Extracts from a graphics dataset
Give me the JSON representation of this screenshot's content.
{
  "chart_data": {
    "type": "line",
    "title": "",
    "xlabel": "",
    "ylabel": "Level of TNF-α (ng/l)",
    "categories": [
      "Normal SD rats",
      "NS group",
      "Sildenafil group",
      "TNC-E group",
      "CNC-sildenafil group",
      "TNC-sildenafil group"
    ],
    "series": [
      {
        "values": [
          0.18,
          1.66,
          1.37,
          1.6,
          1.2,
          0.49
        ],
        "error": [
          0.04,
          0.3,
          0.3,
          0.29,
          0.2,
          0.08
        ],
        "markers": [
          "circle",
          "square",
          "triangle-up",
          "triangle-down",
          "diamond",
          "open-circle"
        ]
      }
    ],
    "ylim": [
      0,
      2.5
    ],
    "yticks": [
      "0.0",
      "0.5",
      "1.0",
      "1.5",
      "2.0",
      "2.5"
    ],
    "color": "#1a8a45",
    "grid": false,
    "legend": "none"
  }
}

[What to do]
Write out the material from the first line to the last, exactly.

[Solution to the exercise]
Give me the JSON representation of this screenshot's content.
{
  "chart_data": {
    "type": "line",
    "title": "",
    "xlabel": "",
    "ylabel": "Level of TNF-α (ng/l)",
    "categories": [
      "Normal SD rats",
      "NS group",
      "Sildenafil group",
      "TNC-E group",
      "CNC-sildenafil group",
      "TNC-sildenafil group"
    ],
    "series": [
      {
        "values": [
          0.18,
          1.66,
          1.37,
          1.6,
          1.2,
          0.49
        ],
        "error": [
          0.04,
          0.3,
          0.3,
          0.29,
          0.2,
          0.08
        ],
        "markers": [
          "circle",
          "square",
          "triangle-up",
          "triangle-down",
          "diamond",
          "open-circle"
        ]
      }
    ],
    "ylim": [
      0,
      2.5
    ],
    "yticks": [
      "0.0",
      "0.5",
      "1.0",
      "1.5",
      "2.0",
      "2.5"
    ],
    "color": "#1a8a45",
    "grid": false,
    "legend": "none"
  }
}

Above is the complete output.